*GIVEN PROBLEM:*
Your answer should be a single number: how many lines in the data below hold the string "plain".

-- BEGIN --

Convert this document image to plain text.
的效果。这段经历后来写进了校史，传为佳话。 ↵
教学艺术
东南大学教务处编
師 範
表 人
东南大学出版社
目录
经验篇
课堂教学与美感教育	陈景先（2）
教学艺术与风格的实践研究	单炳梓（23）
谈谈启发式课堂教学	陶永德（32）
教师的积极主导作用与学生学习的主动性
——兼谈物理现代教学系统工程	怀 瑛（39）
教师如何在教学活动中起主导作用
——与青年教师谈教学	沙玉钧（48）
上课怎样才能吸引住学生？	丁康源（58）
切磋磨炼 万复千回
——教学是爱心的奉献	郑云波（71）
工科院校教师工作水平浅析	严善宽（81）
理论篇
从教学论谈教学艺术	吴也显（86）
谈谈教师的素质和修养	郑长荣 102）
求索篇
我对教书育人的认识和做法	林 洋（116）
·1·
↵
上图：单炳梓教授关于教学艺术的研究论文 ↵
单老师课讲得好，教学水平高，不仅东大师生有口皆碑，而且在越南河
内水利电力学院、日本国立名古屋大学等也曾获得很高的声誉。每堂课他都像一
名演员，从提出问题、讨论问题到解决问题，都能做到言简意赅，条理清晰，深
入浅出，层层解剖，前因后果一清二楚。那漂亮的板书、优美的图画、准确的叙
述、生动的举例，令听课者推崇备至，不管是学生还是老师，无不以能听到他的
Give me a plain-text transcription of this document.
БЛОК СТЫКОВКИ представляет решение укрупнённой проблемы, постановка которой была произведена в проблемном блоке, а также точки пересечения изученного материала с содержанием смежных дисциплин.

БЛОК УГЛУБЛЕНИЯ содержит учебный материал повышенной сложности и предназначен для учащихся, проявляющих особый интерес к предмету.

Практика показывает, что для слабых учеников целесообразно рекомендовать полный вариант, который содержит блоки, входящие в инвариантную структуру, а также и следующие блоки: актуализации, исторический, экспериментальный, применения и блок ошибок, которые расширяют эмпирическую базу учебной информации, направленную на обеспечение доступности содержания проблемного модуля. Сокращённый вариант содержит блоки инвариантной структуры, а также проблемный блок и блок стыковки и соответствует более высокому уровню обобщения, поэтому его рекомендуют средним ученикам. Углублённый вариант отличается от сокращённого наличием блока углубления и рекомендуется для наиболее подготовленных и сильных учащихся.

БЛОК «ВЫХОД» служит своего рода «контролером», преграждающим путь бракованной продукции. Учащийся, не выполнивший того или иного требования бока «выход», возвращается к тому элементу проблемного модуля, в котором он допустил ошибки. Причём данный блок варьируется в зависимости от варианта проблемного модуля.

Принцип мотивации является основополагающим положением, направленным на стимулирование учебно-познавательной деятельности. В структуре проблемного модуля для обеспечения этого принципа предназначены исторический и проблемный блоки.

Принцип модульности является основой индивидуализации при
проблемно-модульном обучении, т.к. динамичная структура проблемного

-- END --

*CORRECT RESPONSE:*
2